== Required task 1 ==
Set down the part of the Leadbelly passage below from "Leadbelly’s influence also" to "1 from 3:00-6:00p.m.", word for word.

== Given text ==
Leadbelly’s influence also bridged to subsequent generations of musicians of broad social and cultural impact including artists as varied as Pete Seeger, Woody Guthrie, Odetta, Harry Belafonte, the Weavers, the Beatles, Bernice Reagon and Sweet Honey in the Rock, the low-fi sounds of X and Kurt Cobain, and beyond. Of note is that, during Leadbelly’s short residence in Los Angeles in the 1940s, he lived near Exposition and Western in West Adams, close to the neighborhood where The William Grant Still Arts Center is now located. An opening reception and concert for “I GOT MY PRIDE” – THE BLUES TALES OF LEADBELLY will take place on Saturday, March 1 from 3:00-6:00p.m.

It will feature compositions by Leadbelly, as well as by those he influenced, performed live by Marcus L. Miller, Greg Wright, and guest musicians. Leadbelly and his formative legacy in Folk and Blues music is this year’s focus for The William Grant Still Arts Center’s Annual African-American Heritage Exhibition. Now in its sixth year, the exhibition series celebrates the life and work of African-American composers each spring. Combining community archives with original artwork and music education, past exhibitions in the series have included Arkestry of the Cosmos: The Universe Language of Sun Ra (2013), Deeds Not Words: The Life and Work of Max Roach and Abbey Lincoln (2012), A New Day: Nina Simone (2011) and The High Priest of Bop: The Jazz Odyssey of Thelonious Monk (2010).

== Dataset records ==

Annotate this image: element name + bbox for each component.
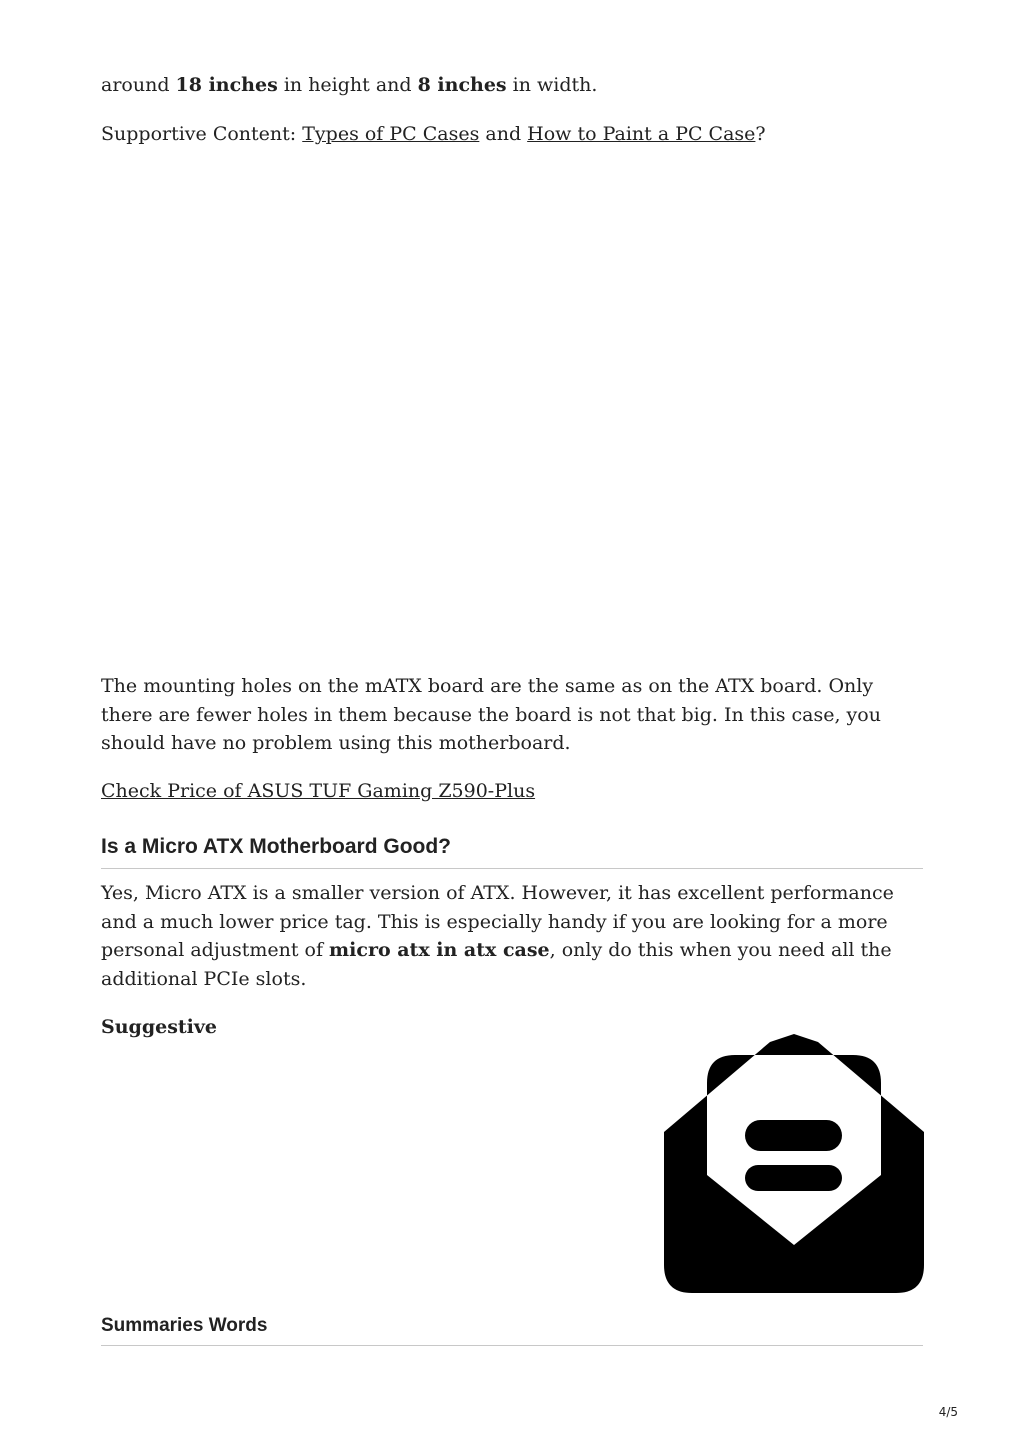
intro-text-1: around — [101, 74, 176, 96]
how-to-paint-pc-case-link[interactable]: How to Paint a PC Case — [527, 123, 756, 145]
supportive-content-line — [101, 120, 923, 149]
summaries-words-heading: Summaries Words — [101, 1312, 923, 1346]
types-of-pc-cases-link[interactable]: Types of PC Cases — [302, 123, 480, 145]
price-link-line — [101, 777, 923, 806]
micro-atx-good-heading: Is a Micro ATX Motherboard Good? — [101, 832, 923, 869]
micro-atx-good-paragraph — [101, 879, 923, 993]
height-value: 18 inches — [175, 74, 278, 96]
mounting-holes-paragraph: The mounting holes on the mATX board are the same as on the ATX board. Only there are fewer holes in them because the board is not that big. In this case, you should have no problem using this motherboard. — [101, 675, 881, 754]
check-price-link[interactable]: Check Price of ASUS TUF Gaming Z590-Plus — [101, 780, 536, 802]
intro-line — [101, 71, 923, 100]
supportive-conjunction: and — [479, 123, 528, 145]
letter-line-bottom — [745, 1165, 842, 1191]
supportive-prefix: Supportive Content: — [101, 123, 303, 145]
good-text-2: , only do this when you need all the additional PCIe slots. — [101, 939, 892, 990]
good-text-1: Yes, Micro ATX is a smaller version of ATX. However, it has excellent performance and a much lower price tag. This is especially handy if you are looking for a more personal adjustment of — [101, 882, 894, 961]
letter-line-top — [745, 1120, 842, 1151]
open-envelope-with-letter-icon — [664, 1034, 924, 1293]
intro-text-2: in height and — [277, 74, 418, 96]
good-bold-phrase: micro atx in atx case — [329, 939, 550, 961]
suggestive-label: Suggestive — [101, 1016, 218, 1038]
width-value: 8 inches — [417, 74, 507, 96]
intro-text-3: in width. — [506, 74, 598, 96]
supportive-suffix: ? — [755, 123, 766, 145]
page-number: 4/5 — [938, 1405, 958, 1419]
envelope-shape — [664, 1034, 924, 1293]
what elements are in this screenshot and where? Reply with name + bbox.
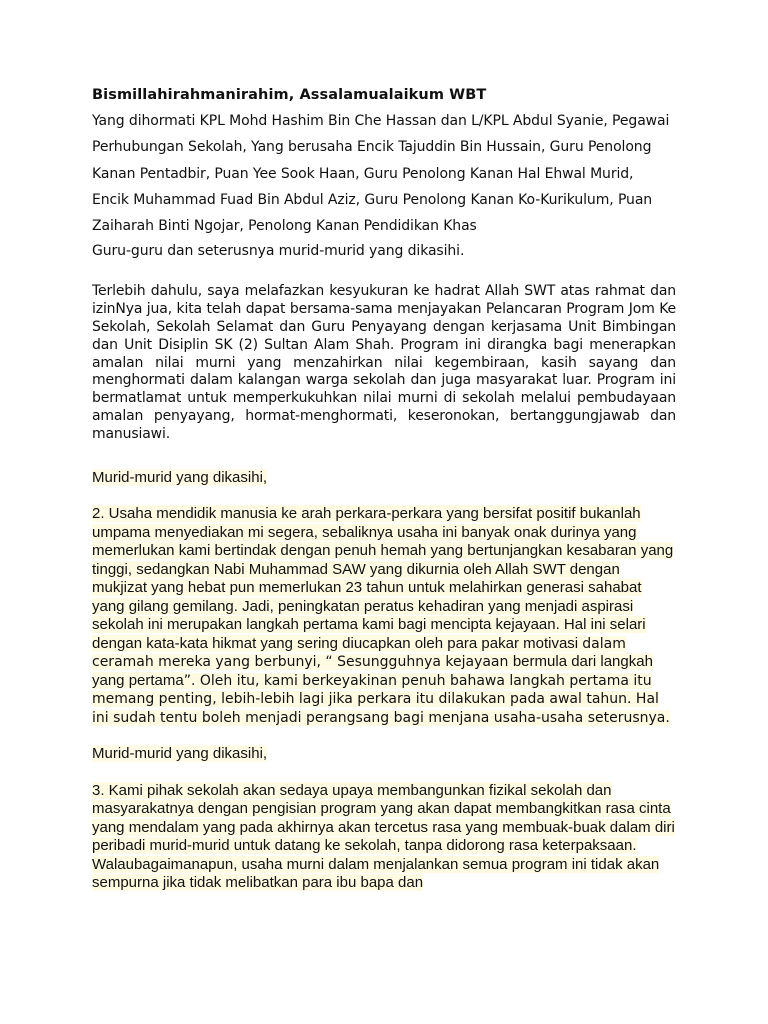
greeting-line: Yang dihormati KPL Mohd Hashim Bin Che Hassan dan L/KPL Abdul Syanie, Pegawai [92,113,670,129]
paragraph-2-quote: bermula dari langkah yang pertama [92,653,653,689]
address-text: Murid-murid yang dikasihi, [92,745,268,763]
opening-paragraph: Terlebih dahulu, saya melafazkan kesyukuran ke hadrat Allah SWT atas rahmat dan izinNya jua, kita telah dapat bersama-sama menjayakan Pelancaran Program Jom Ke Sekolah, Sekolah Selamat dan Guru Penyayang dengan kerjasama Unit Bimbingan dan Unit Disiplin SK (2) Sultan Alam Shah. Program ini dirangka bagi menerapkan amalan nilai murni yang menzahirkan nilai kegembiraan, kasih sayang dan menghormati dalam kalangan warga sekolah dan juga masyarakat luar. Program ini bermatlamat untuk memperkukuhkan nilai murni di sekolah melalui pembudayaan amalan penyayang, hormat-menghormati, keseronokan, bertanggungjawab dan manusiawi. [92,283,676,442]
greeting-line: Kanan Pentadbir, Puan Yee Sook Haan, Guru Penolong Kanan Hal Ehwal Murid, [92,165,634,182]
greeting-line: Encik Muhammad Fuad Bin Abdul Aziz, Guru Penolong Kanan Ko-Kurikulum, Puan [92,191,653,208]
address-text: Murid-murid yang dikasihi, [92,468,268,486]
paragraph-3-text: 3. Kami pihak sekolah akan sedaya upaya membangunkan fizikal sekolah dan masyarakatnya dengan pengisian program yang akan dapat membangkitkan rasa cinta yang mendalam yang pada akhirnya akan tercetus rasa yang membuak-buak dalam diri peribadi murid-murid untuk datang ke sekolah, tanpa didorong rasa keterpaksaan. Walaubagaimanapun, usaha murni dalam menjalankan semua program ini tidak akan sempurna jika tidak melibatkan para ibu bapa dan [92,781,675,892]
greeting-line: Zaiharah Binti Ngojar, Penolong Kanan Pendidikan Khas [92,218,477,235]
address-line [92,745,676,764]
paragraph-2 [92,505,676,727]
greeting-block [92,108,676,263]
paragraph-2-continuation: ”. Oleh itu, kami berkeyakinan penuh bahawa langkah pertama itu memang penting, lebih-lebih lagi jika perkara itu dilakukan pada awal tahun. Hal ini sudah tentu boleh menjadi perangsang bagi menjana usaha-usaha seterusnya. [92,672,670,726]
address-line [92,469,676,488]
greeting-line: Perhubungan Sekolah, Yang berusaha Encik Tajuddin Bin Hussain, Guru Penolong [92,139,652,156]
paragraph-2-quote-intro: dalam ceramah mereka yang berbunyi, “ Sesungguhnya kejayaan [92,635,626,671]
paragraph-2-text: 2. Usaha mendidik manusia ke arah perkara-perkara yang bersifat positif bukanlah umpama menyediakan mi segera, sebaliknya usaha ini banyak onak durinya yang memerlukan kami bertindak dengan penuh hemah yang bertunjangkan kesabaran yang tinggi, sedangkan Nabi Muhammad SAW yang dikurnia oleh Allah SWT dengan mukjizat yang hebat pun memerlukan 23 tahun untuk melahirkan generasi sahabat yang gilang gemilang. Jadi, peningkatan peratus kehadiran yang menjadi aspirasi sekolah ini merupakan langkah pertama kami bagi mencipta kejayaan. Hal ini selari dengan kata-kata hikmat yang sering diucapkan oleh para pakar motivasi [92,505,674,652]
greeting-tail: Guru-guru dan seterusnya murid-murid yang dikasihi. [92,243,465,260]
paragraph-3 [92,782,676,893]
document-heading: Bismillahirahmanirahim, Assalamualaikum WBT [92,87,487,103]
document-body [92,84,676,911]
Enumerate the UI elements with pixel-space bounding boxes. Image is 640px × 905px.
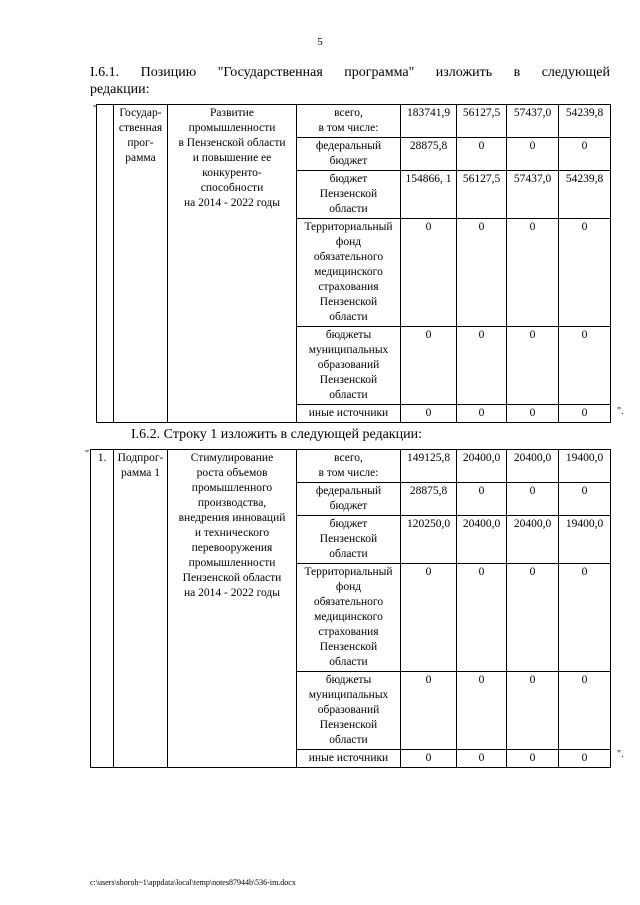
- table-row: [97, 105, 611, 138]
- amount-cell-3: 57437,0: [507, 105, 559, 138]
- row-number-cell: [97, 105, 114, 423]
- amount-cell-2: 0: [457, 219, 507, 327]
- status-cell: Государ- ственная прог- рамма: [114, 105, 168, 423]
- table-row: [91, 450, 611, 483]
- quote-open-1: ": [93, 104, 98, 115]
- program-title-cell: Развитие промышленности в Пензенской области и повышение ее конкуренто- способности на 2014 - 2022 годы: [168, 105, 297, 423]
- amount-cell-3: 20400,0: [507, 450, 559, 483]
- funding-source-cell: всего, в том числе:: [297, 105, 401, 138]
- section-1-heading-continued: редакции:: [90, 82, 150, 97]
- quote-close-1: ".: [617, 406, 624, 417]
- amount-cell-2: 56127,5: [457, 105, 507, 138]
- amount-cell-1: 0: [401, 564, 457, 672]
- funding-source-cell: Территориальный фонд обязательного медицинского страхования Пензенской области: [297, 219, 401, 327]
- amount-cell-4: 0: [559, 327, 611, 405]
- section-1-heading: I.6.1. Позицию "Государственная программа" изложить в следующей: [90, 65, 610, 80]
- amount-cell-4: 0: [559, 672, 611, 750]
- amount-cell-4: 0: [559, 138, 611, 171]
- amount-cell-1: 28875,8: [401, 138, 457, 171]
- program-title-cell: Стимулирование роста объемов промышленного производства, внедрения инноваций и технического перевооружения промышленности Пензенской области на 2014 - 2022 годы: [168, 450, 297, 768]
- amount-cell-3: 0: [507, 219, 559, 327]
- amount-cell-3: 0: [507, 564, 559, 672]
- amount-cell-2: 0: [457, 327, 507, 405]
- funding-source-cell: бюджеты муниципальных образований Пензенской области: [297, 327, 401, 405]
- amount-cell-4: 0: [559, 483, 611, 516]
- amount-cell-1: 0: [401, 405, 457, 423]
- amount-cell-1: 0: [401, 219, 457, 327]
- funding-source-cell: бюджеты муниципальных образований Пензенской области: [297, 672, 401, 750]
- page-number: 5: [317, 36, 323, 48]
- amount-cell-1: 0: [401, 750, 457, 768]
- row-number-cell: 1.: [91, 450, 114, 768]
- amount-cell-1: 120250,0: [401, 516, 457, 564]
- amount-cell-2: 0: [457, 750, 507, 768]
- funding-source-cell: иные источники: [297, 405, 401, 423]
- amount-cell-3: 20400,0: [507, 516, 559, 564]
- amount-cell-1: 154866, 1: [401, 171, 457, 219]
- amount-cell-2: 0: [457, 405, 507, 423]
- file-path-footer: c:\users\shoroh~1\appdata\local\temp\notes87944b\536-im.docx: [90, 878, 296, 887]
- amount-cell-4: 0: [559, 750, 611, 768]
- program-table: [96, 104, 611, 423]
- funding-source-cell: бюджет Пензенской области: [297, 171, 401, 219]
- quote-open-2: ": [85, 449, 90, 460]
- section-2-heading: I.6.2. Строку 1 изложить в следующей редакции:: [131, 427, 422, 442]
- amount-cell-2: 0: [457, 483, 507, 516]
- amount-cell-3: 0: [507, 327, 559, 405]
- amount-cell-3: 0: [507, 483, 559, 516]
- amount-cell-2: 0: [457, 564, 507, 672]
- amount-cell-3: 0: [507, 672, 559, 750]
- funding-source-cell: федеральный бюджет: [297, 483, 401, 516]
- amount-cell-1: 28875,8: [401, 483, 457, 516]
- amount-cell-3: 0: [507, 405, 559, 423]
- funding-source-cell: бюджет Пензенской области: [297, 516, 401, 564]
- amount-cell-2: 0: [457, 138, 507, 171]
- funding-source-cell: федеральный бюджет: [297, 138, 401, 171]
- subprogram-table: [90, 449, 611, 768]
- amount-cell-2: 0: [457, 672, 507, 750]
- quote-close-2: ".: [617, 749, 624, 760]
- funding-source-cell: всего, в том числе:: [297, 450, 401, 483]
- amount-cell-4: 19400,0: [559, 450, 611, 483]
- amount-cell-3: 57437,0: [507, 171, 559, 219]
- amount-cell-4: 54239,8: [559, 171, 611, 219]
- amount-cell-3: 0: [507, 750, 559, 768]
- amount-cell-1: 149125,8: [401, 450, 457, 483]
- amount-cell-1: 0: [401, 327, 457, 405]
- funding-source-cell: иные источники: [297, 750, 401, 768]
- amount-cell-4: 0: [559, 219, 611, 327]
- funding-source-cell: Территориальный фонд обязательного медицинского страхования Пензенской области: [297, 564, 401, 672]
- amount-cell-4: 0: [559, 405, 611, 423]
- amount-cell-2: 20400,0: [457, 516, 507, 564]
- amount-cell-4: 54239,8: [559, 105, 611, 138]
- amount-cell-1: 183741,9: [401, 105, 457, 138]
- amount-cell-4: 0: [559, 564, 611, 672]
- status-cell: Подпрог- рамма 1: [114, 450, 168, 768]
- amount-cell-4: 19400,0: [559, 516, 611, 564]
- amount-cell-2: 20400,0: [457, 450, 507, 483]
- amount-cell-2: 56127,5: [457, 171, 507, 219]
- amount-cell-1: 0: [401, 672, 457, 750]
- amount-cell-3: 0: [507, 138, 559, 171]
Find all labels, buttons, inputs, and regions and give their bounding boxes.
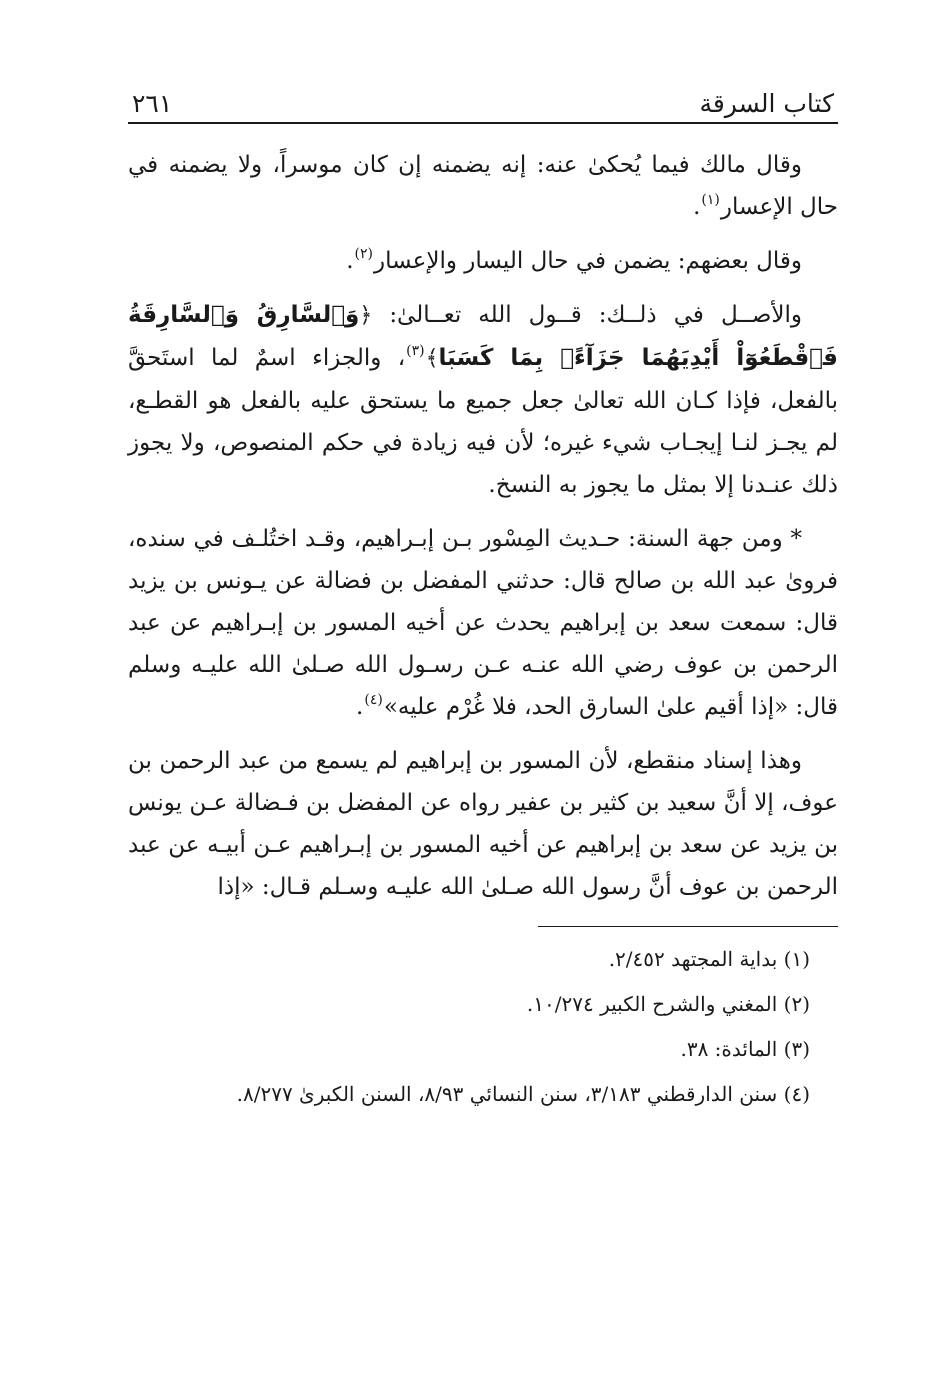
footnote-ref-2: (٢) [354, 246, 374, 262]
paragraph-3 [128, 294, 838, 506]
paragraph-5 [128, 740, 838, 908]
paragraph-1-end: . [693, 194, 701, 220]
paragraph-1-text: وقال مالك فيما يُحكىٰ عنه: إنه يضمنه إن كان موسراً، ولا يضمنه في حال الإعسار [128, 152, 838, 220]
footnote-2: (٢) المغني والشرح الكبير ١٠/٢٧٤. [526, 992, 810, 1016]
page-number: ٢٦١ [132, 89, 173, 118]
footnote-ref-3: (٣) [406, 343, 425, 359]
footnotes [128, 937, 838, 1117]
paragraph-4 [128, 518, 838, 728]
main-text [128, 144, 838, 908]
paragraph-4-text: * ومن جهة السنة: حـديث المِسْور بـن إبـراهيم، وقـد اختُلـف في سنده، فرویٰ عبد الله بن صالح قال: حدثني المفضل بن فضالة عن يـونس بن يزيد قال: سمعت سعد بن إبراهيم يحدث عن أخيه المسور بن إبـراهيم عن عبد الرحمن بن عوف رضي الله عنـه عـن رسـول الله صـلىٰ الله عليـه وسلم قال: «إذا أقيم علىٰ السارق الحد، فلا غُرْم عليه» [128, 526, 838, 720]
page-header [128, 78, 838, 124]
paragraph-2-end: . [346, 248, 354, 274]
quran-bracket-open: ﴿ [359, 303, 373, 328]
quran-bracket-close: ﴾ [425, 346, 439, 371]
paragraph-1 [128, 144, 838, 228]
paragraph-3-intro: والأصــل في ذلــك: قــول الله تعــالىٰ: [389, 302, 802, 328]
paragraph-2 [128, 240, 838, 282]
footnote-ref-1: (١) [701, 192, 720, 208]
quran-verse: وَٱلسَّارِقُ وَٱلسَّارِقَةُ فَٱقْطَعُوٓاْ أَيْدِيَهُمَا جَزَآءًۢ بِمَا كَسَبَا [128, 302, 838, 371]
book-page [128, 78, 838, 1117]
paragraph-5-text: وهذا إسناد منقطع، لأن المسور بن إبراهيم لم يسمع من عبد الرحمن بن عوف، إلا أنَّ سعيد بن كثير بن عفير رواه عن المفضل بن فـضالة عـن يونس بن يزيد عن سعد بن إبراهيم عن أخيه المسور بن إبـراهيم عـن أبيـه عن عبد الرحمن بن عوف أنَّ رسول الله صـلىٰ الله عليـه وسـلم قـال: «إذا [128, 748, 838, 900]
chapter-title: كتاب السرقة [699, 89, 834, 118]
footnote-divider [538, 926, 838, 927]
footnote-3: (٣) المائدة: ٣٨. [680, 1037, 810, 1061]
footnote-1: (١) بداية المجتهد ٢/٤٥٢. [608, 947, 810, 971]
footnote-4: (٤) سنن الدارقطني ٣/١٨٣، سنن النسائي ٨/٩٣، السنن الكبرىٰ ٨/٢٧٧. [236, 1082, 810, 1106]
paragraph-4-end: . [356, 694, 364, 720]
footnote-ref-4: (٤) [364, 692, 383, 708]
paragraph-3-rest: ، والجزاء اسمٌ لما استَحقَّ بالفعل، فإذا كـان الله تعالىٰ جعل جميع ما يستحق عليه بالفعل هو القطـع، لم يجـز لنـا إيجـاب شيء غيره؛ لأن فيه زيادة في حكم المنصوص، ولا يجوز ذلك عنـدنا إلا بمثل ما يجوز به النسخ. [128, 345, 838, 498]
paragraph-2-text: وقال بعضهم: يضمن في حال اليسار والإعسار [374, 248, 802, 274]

== Required task 2 ==
Count the lines of the records above that contain the string "greeting", and reply with only the number.

== Right answer 1 ==
Leadbelly’s influence also bridged to subsequent generations of musicians of broad social and cultural impact including artists as varied as Pete Seeger, Woody Guthrie, Odetta, Harry Belafonte, the Weavers, the Beatles, Bernice Reagon and Sweet Honey in the Rock, the low-fi sounds of X and Kurt Cobain, and beyond. Of note is that, during Leadbelly’s short residence in Los Angeles in the 1940s, he lived near Exposition and Western in West Adams, close to the neighborhood where The William Grant Still Arts Center is now located. An opening reception and concert for “I GOT MY PRIDE” – THE BLUES TALES OF LEADBELLY will take place on Saturday, March 1 from 3:00-6:00p.m.

== Right answer 2 ==
7